▶ [Given problem]:
Return only the lines starting at the line that contains "What does this" and ending with the final line of the listing; include both endpoints.

▶ [Exercise data]:
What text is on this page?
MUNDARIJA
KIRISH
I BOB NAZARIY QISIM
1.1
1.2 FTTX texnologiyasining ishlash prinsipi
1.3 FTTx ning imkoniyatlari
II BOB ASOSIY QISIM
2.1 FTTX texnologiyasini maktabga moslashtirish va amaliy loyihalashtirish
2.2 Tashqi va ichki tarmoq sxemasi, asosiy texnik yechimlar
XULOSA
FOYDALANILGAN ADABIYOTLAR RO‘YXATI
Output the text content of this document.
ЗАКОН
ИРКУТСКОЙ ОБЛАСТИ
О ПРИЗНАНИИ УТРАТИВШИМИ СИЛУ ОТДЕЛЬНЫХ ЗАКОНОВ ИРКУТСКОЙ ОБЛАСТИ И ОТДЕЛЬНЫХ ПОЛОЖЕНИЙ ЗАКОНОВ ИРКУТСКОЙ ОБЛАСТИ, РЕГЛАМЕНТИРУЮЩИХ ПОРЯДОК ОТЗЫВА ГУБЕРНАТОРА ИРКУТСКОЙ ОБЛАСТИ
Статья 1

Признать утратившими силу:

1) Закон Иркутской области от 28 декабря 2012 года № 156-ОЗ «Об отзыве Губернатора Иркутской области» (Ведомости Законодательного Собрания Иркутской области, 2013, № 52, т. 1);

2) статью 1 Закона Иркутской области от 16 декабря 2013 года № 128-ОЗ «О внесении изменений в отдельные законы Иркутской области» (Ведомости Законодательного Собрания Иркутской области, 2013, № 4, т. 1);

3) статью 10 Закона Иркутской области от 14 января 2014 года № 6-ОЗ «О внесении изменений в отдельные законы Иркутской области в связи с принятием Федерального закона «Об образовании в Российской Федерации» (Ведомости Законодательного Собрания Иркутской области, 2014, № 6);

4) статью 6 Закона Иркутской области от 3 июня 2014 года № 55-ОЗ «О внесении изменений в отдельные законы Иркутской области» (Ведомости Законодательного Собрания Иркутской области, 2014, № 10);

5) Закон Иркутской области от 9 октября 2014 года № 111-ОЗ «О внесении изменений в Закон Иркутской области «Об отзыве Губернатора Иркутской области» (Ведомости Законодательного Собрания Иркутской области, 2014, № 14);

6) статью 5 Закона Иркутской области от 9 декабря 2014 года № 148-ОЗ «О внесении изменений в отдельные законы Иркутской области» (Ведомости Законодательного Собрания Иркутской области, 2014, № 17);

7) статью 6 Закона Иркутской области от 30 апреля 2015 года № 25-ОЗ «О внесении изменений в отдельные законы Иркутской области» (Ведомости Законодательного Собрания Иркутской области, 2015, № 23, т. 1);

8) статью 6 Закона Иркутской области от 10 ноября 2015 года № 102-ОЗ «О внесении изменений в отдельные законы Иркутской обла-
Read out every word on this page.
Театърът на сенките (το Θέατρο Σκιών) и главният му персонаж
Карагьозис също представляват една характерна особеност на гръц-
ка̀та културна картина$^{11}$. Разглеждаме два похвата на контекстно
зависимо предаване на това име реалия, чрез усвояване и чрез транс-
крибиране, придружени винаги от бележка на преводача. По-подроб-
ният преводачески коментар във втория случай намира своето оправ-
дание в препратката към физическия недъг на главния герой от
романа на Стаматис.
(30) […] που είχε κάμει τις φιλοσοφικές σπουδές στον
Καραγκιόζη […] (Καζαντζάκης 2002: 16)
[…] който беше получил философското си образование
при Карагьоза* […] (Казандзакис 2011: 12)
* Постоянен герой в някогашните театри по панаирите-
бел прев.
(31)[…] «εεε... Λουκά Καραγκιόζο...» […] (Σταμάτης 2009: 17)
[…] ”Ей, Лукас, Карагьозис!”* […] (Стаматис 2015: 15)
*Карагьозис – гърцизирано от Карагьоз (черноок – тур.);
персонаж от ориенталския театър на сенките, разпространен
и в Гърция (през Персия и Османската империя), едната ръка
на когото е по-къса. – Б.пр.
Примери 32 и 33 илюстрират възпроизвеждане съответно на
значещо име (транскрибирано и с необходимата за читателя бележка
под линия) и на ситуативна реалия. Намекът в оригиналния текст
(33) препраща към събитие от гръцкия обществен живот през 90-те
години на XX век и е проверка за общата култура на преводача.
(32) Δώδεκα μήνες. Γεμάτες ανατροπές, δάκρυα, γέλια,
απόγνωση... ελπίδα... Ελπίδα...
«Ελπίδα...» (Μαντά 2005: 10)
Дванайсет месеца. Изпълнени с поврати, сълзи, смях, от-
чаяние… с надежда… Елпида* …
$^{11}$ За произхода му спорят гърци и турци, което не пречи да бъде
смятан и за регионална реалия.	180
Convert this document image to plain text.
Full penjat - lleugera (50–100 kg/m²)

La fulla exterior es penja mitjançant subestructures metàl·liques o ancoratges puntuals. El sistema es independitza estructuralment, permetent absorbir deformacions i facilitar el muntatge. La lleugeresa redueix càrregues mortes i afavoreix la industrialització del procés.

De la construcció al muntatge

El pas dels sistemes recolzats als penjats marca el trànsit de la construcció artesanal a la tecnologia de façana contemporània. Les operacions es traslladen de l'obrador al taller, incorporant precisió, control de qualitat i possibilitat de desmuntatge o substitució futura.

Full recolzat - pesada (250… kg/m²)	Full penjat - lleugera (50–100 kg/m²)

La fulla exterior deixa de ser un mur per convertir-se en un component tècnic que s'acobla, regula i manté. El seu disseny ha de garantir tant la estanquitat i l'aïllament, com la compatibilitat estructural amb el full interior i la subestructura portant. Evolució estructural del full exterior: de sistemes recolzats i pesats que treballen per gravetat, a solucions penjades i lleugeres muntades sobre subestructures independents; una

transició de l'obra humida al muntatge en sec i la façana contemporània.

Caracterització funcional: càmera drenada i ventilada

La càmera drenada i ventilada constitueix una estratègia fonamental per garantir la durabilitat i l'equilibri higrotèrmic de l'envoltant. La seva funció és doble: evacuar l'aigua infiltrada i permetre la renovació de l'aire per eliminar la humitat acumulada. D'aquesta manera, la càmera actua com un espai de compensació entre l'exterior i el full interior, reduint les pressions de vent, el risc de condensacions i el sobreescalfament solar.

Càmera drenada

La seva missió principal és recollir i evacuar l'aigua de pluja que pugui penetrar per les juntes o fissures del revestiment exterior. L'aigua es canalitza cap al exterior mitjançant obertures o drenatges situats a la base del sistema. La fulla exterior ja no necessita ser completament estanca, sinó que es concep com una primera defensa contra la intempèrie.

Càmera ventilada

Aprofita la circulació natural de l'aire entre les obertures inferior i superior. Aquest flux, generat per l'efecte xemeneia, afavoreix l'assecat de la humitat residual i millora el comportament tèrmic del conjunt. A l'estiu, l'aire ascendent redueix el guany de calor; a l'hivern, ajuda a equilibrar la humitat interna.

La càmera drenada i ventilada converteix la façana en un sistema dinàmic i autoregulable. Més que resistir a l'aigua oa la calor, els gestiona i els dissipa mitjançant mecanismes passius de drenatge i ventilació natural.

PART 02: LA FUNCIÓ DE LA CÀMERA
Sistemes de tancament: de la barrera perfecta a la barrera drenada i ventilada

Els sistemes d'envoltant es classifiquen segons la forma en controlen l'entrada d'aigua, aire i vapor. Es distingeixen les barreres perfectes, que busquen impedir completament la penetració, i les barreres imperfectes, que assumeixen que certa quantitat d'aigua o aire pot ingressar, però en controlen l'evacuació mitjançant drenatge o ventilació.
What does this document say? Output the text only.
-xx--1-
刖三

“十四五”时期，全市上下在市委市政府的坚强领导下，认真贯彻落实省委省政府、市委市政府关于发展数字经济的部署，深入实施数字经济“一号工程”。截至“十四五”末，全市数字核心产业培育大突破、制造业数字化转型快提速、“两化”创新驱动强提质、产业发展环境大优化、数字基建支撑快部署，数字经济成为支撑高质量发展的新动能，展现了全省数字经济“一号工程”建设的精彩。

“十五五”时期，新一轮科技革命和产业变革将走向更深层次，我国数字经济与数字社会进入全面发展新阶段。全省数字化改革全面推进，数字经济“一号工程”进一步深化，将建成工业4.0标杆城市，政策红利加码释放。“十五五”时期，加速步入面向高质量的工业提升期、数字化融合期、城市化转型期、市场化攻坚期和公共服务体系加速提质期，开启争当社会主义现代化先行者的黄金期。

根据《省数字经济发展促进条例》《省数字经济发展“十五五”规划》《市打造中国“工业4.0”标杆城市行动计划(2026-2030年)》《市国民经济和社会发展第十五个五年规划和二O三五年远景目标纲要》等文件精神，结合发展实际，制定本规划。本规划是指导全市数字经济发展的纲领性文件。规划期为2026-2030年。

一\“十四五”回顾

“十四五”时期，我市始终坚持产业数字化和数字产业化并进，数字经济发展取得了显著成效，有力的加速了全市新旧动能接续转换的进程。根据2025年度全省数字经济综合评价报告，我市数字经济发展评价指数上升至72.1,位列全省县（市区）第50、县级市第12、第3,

▶ [Answer to the problem]:
What does this document say? Output the text only.
-xx--1-
刖三

“十四五”时期，全市上下在市委市政府的坚强领导下，认真贯彻落实省委省政府、市委市政府关于发展数字经济的部署，深入实施数字经济“一号工程”。截至“十四五”末，全市数字核心产业培育大突破、制造业数字化转型快提速、“两化”创新驱动强提质、产业发展环境大优化、数字基建支撑快部署，数字经济成为支撑高质量发展的新动能，展现了全省数字经济“一号工程”建设的精彩。

“十五五”时期，新一轮科技革命和产业变革将走向更深层次，我国数字经济与数字社会进入全面发展新阶段。全省数字化改革全面推进，数字经济“一号工程”进一步深化，将建成工业4.0标杆城市，政策红利加码释放。“十五五”时期，加速步入面向高质量的工业提升期、数字化融合期、城市化转型期、市场化攻坚期和公共服务体系加速提质期，开启争当社会主义现代化先行者的黄金期。

根据《省数字经济发展促进条例》《省数字经济发展“十五五”规划》《市打造中国“工业4.0”标杆城市行动计划(2026-2030年)》《市国民经济和社会发展第十五个五年规划和二O三五年远景目标纲要》等文件精神，结合发展实际，制定本规划。本规划是指导全市数字经济发展的纲领性文件。规划期为2026-2030年。

一\“十四五”回顾

“十四五”时期，我市始终坚持产业数字化和数字产业化并进，数字经济发展取得了显著成效，有力的加速了全市新旧动能接续转换的进程。根据2025年度全省数字经济综合评价报告，我市数字经济发展评价指数上升至72.1,位列全省县（市区）第50、县级市第12、第3,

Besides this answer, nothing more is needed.